## Start

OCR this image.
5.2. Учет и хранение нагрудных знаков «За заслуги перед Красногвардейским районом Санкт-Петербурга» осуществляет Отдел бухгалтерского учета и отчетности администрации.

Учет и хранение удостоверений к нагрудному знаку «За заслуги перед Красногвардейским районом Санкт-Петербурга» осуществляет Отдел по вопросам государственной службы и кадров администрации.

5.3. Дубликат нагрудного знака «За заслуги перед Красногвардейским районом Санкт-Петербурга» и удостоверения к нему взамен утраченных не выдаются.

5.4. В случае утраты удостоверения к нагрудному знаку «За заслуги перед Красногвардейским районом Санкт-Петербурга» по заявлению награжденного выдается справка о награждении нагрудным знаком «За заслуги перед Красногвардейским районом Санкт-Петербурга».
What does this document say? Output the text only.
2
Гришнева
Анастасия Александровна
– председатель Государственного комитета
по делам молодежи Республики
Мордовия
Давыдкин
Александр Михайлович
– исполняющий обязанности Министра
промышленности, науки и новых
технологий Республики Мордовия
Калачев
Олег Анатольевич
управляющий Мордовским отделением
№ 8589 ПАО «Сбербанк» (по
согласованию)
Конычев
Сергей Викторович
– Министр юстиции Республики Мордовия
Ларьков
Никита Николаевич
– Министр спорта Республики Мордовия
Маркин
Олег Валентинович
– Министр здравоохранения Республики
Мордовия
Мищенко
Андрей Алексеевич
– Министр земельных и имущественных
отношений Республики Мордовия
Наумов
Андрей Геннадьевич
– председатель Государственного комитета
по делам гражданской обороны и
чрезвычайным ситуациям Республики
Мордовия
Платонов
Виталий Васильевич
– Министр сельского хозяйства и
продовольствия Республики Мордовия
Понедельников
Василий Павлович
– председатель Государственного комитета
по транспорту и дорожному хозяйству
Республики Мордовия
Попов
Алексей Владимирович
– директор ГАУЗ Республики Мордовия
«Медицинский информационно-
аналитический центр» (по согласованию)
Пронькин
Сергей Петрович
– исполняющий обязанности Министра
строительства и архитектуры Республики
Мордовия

## End

◆ Description of the task:
Scan the data for the word "заслуги" and copy every line where it shows up.

◆ Answer to this task:
5.2. Учет и хранение нагрудных знаков «За заслуги перед Красногвардейским районом Санкт-Петербурга» осуществляет Отдел бухгалтерского учета и отчетности администрации.
Учет и хранение удостоверений к нагрудному знаку «За заслуги перед Красногвардейским районом Санкт-Петербурга» осуществляет Отдел по вопросам государственной службы и кадров администрации.
5.3. Дубликат нагрудного знака «За заслуги перед Красногвардейским районом Санкт-Петербурга» и удостоверения к нему взамен утраченных не выдаются.
5.4. В случае утраты удостоверения к нагрудному знаку «За заслуги перед Красногвардейским районом Санкт-Петербурга» по заявлению награжденного выдается справка о награждении нагрудным знаком «За заслуги перед Красногвардейским районом Санкт-Петербурга».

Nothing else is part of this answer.